THE PROBLEM. Check each line of the material below for "offset". Report how many have it, with no other words.

PROVIDED INFORMATION.
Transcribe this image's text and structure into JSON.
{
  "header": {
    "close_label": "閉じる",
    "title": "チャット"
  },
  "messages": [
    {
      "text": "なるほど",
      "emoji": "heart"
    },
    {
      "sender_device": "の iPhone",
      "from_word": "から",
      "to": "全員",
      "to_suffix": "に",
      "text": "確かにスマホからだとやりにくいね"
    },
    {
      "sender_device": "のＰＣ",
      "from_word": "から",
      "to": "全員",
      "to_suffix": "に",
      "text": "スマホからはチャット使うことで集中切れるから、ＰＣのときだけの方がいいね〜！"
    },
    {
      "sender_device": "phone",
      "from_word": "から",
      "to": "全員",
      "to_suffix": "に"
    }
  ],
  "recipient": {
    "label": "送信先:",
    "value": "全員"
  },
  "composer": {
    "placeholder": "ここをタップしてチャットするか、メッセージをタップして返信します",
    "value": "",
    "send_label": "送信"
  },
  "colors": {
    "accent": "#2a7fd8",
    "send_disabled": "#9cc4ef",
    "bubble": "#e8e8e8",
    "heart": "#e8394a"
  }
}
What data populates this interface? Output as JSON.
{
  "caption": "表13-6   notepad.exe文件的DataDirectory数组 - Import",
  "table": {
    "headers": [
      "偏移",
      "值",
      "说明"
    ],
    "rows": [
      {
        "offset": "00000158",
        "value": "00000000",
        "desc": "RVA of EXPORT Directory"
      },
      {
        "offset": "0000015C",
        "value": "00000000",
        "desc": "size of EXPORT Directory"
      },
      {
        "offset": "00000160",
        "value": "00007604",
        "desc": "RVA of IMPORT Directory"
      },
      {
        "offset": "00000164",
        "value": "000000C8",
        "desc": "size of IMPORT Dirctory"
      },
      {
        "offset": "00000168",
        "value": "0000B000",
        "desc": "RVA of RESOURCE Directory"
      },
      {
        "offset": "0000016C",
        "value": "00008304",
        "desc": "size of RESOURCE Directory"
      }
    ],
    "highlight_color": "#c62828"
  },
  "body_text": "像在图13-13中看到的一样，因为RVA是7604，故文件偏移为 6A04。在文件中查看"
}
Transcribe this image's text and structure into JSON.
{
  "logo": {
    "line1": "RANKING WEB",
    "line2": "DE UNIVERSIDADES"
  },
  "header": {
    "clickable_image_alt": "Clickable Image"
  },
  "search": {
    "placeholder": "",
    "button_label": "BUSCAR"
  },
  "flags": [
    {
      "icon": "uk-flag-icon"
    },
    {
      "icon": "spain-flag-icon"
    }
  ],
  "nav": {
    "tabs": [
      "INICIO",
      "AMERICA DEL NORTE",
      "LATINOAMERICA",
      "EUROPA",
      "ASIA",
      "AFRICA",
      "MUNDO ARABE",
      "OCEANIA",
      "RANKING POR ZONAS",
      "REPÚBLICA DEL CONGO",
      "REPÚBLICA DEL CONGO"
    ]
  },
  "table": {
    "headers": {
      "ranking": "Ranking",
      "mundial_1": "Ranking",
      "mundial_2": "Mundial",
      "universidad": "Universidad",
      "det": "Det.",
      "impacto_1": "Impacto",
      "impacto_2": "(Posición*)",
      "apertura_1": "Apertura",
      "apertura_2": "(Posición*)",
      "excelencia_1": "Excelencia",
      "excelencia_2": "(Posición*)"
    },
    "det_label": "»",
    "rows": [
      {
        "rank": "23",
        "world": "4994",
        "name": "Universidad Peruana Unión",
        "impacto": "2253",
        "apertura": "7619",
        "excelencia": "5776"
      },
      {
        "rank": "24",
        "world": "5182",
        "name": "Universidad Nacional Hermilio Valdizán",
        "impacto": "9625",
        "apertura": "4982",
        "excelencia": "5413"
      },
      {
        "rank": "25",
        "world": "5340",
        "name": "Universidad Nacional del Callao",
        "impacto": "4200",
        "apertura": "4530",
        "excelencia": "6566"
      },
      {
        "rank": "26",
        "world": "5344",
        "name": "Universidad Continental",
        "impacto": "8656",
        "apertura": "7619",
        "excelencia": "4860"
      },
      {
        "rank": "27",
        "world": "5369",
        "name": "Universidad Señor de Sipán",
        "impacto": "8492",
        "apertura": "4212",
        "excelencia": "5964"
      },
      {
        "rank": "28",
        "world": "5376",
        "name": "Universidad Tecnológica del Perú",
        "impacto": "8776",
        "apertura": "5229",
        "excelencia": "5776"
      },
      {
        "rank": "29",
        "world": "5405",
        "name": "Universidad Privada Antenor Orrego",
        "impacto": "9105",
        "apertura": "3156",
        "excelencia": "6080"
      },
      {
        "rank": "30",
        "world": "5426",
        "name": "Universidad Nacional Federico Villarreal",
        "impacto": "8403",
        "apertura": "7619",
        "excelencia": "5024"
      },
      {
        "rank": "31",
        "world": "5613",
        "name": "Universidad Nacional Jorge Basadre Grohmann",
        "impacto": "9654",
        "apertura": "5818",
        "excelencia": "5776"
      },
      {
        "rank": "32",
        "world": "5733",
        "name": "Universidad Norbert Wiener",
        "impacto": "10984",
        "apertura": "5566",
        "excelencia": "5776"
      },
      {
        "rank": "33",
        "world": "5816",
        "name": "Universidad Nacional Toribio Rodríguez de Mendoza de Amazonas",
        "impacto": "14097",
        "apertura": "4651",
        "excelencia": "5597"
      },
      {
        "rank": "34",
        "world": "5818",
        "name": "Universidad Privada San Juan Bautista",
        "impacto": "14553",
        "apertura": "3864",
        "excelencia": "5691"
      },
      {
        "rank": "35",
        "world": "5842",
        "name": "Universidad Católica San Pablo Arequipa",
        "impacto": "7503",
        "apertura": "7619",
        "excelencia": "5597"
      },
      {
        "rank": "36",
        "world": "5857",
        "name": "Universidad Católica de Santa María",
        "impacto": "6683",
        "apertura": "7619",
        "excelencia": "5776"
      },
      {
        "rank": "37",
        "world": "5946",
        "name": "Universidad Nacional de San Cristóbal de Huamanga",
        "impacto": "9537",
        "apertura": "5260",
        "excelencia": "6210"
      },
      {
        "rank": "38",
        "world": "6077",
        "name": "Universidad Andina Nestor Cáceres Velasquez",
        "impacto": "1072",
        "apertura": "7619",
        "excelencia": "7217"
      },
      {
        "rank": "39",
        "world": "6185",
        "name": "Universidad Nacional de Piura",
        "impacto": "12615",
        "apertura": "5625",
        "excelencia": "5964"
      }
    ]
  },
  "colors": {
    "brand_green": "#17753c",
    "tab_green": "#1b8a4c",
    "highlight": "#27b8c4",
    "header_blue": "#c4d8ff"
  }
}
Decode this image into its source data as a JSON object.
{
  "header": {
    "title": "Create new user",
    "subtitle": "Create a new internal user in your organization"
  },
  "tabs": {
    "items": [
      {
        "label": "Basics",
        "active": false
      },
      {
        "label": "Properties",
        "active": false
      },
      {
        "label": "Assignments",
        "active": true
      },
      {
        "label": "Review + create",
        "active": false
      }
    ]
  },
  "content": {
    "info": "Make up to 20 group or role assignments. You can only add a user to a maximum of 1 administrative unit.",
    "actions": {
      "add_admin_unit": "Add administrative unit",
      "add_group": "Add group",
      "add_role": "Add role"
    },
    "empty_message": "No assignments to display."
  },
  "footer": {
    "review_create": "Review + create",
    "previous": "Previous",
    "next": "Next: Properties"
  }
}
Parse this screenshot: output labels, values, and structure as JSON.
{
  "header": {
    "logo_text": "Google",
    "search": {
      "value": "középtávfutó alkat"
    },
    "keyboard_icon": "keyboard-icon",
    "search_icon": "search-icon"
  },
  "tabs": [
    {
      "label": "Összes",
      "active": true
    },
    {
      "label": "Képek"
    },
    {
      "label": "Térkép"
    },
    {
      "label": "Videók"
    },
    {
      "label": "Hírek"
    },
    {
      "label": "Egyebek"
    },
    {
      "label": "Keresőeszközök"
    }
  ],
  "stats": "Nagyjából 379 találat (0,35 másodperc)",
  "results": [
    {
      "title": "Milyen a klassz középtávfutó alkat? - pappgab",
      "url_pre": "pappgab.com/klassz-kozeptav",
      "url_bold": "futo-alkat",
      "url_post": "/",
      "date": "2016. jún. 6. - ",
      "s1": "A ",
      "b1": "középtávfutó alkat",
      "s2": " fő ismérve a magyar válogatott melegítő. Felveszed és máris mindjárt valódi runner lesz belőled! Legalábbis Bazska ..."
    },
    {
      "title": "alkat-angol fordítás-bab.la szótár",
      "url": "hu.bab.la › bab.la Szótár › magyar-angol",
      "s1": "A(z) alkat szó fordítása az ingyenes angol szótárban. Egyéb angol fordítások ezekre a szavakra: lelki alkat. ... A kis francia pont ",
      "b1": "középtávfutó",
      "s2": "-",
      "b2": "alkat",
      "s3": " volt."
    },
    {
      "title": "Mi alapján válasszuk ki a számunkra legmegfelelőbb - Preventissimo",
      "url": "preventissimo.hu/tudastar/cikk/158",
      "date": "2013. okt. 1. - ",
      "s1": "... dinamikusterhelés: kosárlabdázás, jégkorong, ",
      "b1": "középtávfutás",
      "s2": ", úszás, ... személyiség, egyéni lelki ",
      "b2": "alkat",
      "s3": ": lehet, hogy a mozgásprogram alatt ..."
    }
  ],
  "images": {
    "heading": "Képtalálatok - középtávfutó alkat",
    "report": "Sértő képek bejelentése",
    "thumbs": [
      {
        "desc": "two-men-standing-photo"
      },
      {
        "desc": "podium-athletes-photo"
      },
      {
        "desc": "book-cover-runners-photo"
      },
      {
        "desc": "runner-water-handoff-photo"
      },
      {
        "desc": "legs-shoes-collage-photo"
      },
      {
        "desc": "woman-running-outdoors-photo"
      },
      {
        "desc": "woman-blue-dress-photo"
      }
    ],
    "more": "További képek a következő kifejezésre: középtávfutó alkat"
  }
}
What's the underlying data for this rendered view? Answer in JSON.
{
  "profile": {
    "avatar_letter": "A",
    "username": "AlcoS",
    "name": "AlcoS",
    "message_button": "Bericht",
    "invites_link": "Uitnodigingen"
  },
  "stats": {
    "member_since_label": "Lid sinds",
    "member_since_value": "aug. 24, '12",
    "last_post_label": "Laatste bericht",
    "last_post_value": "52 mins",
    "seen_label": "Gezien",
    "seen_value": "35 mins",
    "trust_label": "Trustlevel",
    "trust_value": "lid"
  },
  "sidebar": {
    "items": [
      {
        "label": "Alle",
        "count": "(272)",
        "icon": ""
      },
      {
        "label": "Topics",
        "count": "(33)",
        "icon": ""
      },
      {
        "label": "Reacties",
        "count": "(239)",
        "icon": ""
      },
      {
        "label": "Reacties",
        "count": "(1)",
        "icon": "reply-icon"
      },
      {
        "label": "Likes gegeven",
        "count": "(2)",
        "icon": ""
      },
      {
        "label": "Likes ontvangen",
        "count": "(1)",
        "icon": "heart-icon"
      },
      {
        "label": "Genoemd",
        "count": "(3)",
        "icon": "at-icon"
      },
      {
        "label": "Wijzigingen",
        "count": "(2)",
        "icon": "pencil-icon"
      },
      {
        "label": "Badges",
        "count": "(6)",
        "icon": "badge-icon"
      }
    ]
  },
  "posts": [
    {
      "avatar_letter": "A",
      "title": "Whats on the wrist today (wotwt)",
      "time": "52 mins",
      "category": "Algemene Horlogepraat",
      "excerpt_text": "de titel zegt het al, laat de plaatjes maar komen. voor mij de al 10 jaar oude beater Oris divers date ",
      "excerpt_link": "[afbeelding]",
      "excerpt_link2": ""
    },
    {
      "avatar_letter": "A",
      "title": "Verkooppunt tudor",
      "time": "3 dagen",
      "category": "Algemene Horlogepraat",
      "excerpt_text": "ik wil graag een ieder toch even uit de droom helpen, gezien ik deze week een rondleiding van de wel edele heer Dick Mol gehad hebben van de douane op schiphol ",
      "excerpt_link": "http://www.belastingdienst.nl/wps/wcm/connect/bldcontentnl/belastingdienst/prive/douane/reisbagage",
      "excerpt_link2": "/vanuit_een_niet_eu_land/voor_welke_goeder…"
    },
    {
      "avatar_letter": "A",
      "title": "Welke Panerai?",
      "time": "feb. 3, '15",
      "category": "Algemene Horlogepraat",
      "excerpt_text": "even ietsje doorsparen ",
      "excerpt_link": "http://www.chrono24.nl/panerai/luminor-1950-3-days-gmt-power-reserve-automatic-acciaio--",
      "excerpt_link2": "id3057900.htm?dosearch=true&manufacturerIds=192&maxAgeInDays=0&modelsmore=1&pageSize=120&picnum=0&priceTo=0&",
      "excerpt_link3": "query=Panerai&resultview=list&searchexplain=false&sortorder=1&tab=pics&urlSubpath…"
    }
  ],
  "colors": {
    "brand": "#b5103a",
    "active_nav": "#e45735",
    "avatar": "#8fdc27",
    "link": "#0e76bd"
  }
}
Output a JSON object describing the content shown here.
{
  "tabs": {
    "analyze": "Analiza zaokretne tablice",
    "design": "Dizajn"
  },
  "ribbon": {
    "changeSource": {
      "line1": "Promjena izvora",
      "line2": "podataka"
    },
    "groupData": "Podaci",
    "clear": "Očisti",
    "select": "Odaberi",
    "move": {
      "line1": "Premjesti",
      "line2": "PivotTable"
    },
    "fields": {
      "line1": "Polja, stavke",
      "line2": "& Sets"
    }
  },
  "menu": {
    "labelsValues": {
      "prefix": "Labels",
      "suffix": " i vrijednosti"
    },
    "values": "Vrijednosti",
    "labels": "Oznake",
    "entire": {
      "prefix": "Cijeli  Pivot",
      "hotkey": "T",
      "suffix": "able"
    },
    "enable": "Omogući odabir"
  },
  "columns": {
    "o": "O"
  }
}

EXERCISE RESPONSE. 6